GIVEN TEXT |
--- start ---

Thank you. We'll now start today's Q&A session. If you would like to register a question, please press star followed by one on your telephone keypad. And to withdraw your question, it's star followed by two. Our first question today comes from the line of Kristen Owen from Oppenheimer. Your line is now open. Please go ahead with your question.

speaker
Kristen Owen
Analyst, Oppenheimer

Hi, good morning. Thank you for taking the question. I want to pause here on this slide that you left us on here, slide 12, with the looking ahead. And understanding that the 40% gross margin, 22% EBITDA margin, this is sort of where we're targeting over time. But as we think about the transition of the business, what are the metrics that we should be focused on, say, the next six to nine months? Initially, it was this top line growth and EBITDA dollars, cash generation. Just want to know what we should be focused on this interim term at this stage of the corporate evolution.

speaker
Federico Trucco
Chief Executive Officer

Hi Kristen, thanks for joining the call today and thank you for your question. I think obviously cash generation will continue to be a focus, a strong focus for us. as we try to get leverage ratios back to more normal levels. I believe that top line growth is less of a priority under the current circumstances and that the expansion of our profitability will be basically dependent on our ability to scale up the most profitable products in our portfolio. Remember, we've recently achieved registration of Rhinotech in the US and Brazil, and we're starting to generate revenues from that new family of insecticides and nematicides. Also, most of the pain from the shifting of the seed business away from the identity preserve scheme that we had has already occurred. So I think that will be an important contributor to going back to sort of the plus 40% overall gross margin profile. And with the cost reductions that are sort of meant to right size the organization for the current business opportunity, I think that we will get to these kind of metrics sooner rather than later. But I would say working capital, making sure we're below five months of sales. moderate top line growth, but expanding profitability at the EBITDA level and gross margin level are key indicators as we track progress towards sort of a more stabilized situation.

speaker
Kristen Owen
Analyst, Oppenheimer

Okay, thank you Federico. And if I could just add as a quick follow up there, it sounds like these targets are not reliant on sort of any real growth beyond market growth in the portfolio. It's just growing those products which are new and differentiated, not necessarily a robust return of the end market.

speaker
Federico Trucco
Chief Executive Officer

Absolutely. So what I would say is that part of what we need is the rebound to some extent of the ag input market in Argentina, which is not something that is affecting us specifically. In fact, we have not lost market share in any of our key products. we see that tracking positively, I think that will do a lot in terms of us achieving these metrics. Then the type of growth that we need in the other geographies as the portfolio scales up, the new product opportunities scale up is not different from the one we saw last year. And so that is, I think, what is required for us to get to these more stabilized, more profitable numbers.

speaker
Kristen Owen
Analyst, Oppenheimer

Okay, thank you. One final question for me. If you could just say more about the cost savings initiatives. I think you said the cadence beginning in fiscal fourth quarter here was about 3 to 3.5 million a quarter, and that's going to be pro rata across 2026 just help us with a little bit of how you're thinking about those cost savings initiatives. Thank you.

--- end ---

SOURCE EXCERPT |
--- start ---

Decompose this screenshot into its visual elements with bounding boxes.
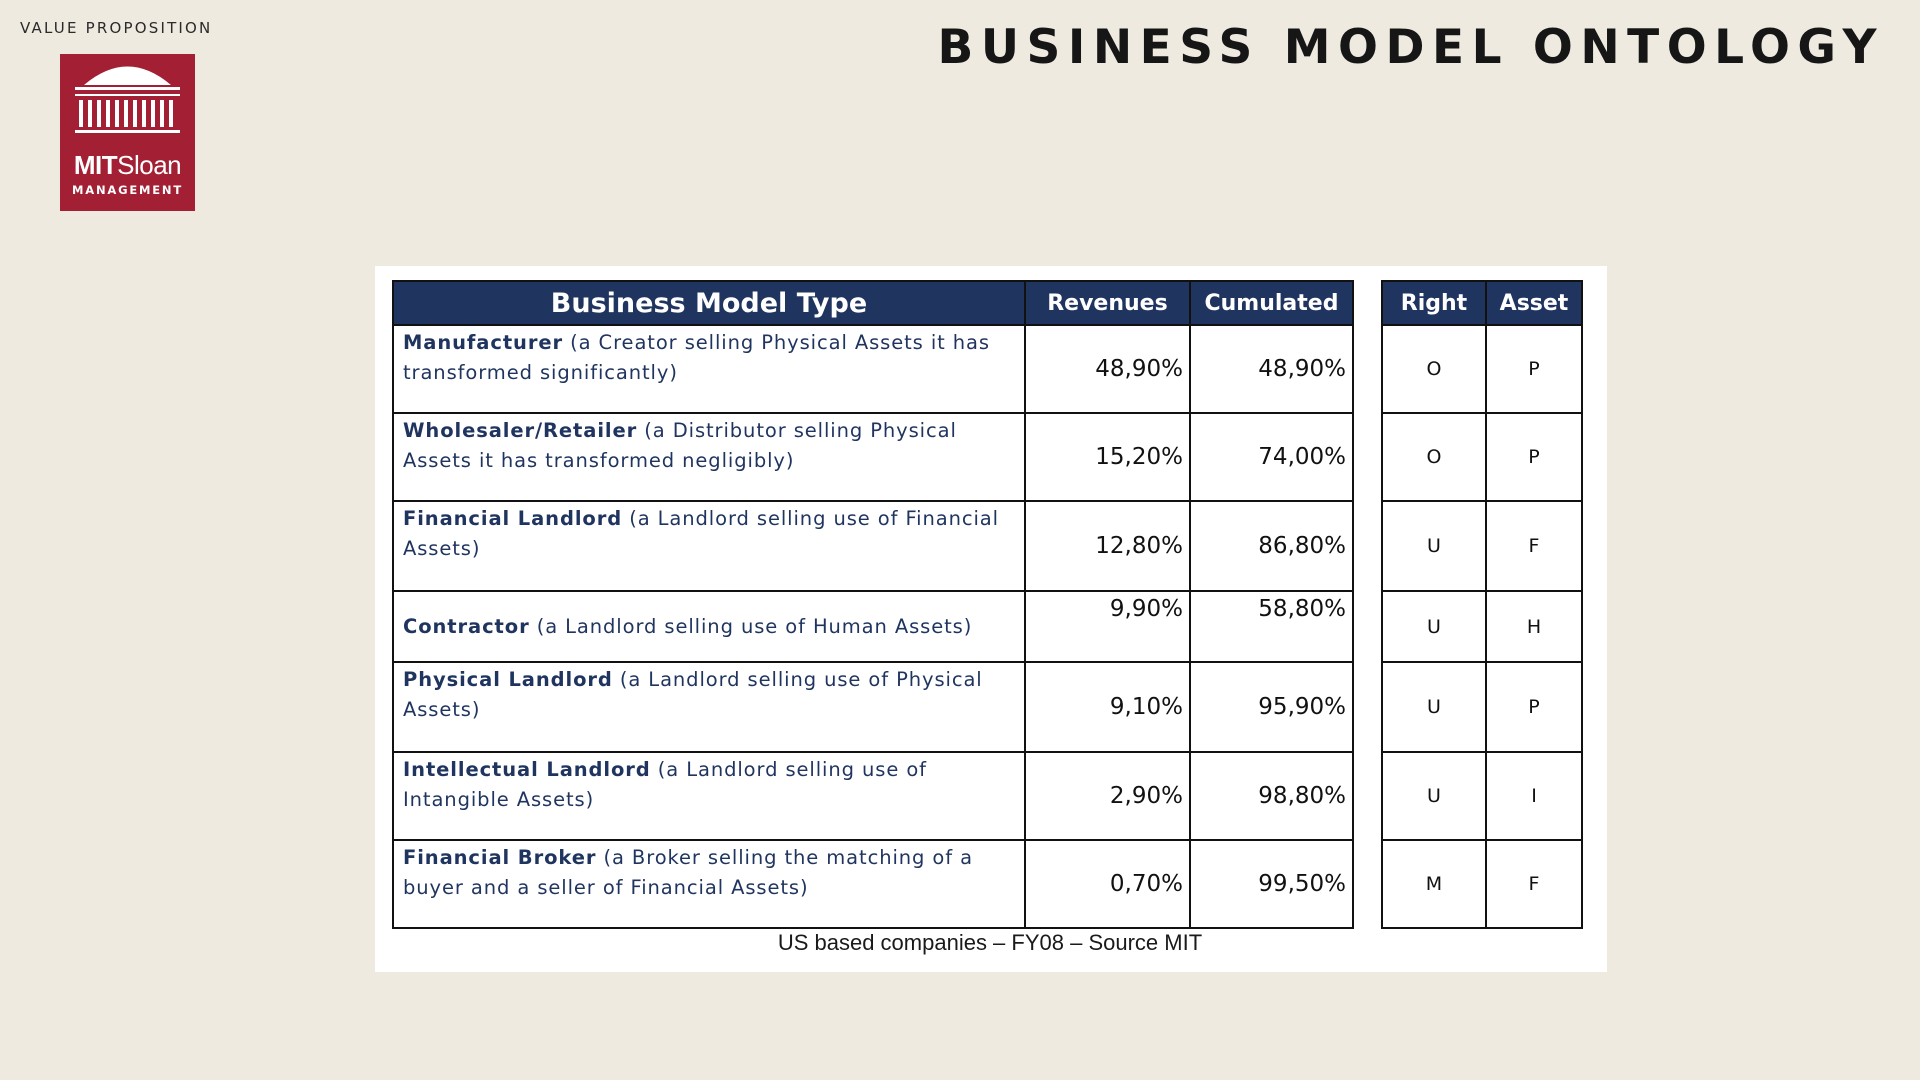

--- end ---

TASK OBJECTIVE | Extend the earnings call transcript from the point where it stops.

RESPONSE TO THE EXERCISE |
speaker
Federico Trucco
Chief Executive Officer

Look, I have my sort of own sort of back of the envelope numbers. I think if we were between 28 and 30 million dollars a quarter in terms of overall OPEX to get to closer to 25, it's where we think we are with the things we have already done. So what I'm talking about are the results that we will obtain from streamlining workforce and right size in certain capacities that has already occurred. A contributor to that is obviously the shift in the seed business strategy. But we have also done changes on other aspects of the organization to give us those levels of savings on a per-quarter basis. So we should see that reported every quarter on a forward-going basis because we have already seen some of that in the final quarter of the fiscal year we just reported.

speaker
Kristen Owen
Analyst, Oppenheimer

Thank you. I'll take the rest offline.

speaker
Federico Trucco
Chief Executive Officer

Thanks.

speaker
Drew
Operator

Our next question comes from Ben Cleave from Lake Street Capital Markets. Your line is now open. Please go ahead.

speaker
Ben Cleave
Analyst, Lake Street Capital Markets

All right. Thanks for taking my questions. First, on the Syngenta agreement, understand that last year's $16 million was the recognition of that upfront payment. What was the gross profit within fiscal 25 from that agreement?

speaker
Federico Trucco
Chief Executive Officer

Hi, Ben, thanks for joining us today. Paula, do we have a specific number there?

speaker
Paula Savanti
Head of Investor Relations

So we don't have, so those 16 million were from the upfront payment, which this year is zero, right? Because that's already been done in the last two quarters. So this year we don't have any. This year, although we're having from the Syngenta payment for the full year is what comes from the profit sharing. that we've been doing, you know, not the upfront payment, right?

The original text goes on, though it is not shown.